§ WHAT IS BEING ASKED
Search the data for the string "this" and gather each line it is in.

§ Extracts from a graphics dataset
··········

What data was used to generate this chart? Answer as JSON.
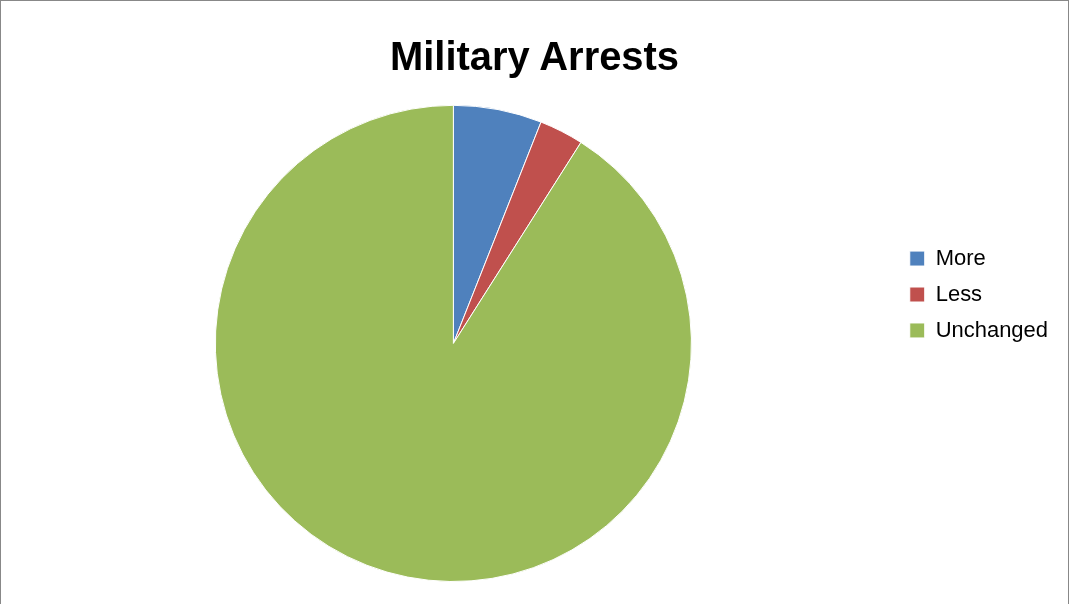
{
  "chart_data": {
    "type": "pie",
    "title": "Military Arrests",
    "categories": [
      "More",
      "Less",
      "Unchanged"
    ],
    "values": [
      6,
      3,
      91
    ],
    "colors": [
      "#4f81bd",
      "#c0504d",
      "#9bbb59"
    ],
    "legend": "right"
  }
}
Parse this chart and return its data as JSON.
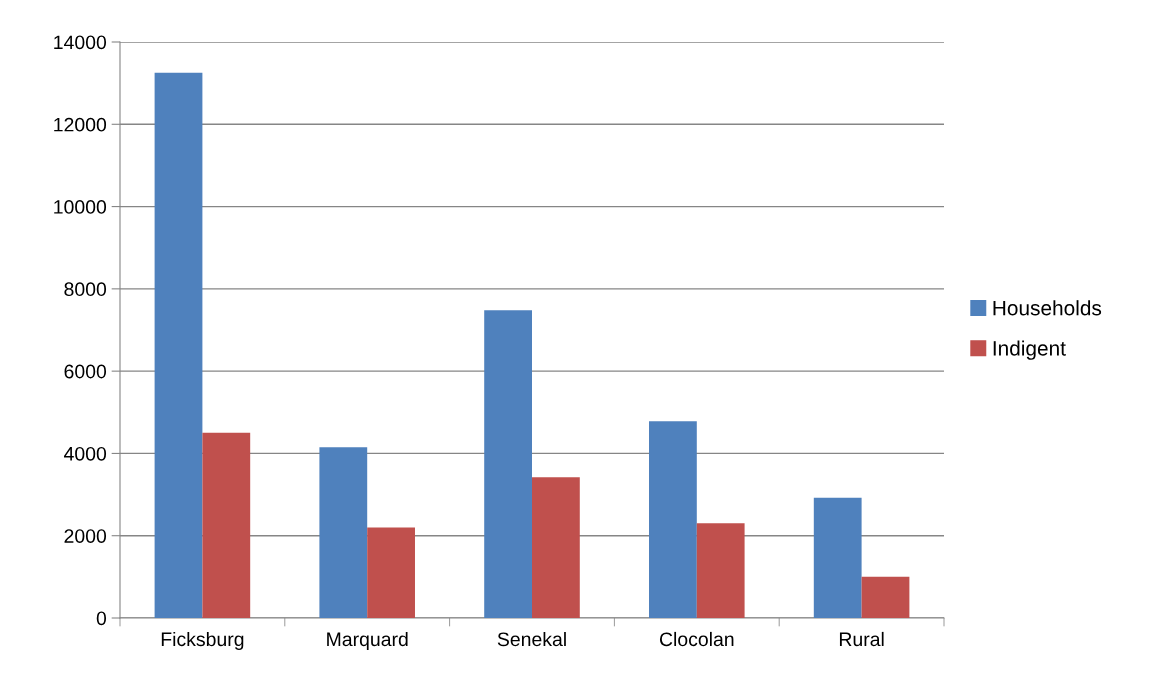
{
  "chart_data": {
    "type": "bar",
    "categories": [
      "Ficksburg",
      "Marquard",
      "Senekal",
      "Clocolan",
      "Rural"
    ],
    "series": [
      {
        "name": "Households",
        "color": "#4f81bd",
        "values": [
          13250,
          4150,
          7480,
          4780,
          2920
        ]
      },
      {
        "name": "Indigent",
        "color": "#c0504d",
        "values": [
          4500,
          2200,
          3420,
          2300,
          1000
        ]
      }
    ],
    "ylim": [
      0,
      14000
    ],
    "yticks": [
      0,
      2000,
      4000,
      6000,
      8000,
      10000,
      12000,
      14000
    ],
    "grid": "y",
    "legend": "right"
  }
}
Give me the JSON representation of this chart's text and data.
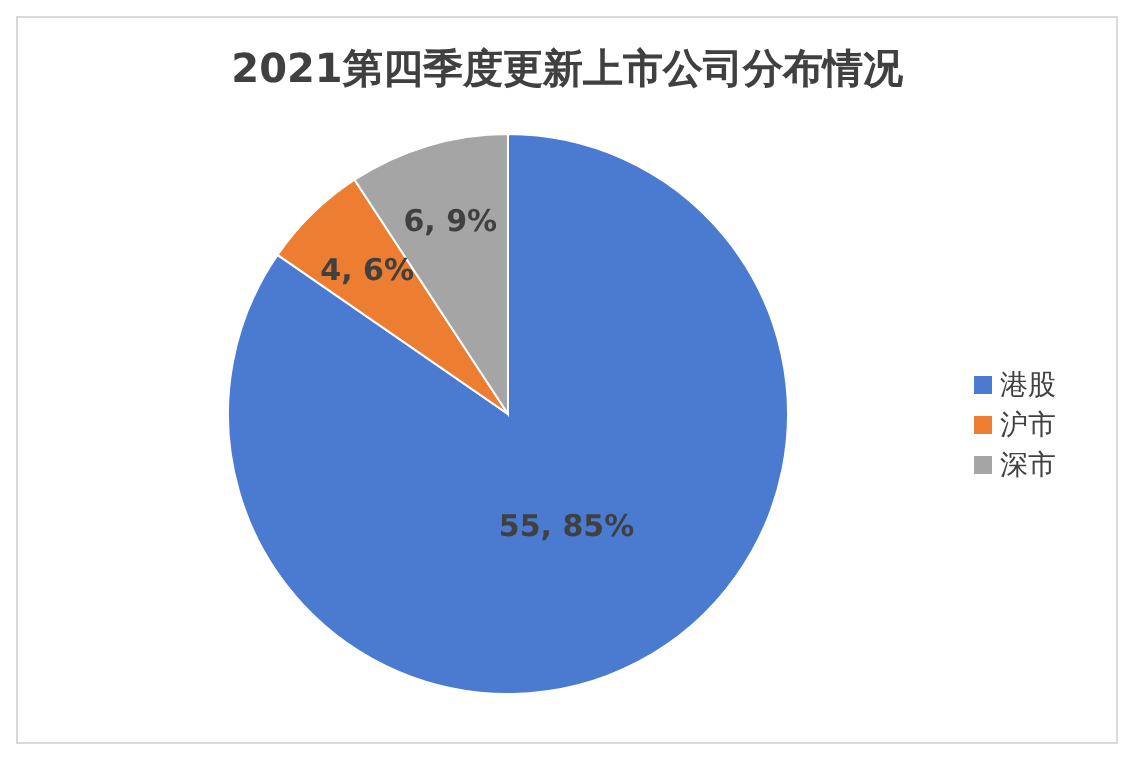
{
  "chart_data": {
    "type": "pie",
    "title": "2021第四季度更新上市公司分布情况",
    "categories": [
      "港股",
      "沪市",
      "深市"
    ],
    "values": [
      55,
      4,
      6
    ],
    "colors": [
      "#4a7bd0",
      "#ed7d31",
      "#a5a5a5"
    ],
    "value_labels": [
      "55, 85%",
      "4, 6%",
      "6, 9%"
    ],
    "legend": "right"
  }
}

··········

§ EXPECTED ANSWER
What data was used to generate this chart? Answer as JSON.
Parse this chart and return its data as JSON.
Give me the JSON representation of this chart's text and data.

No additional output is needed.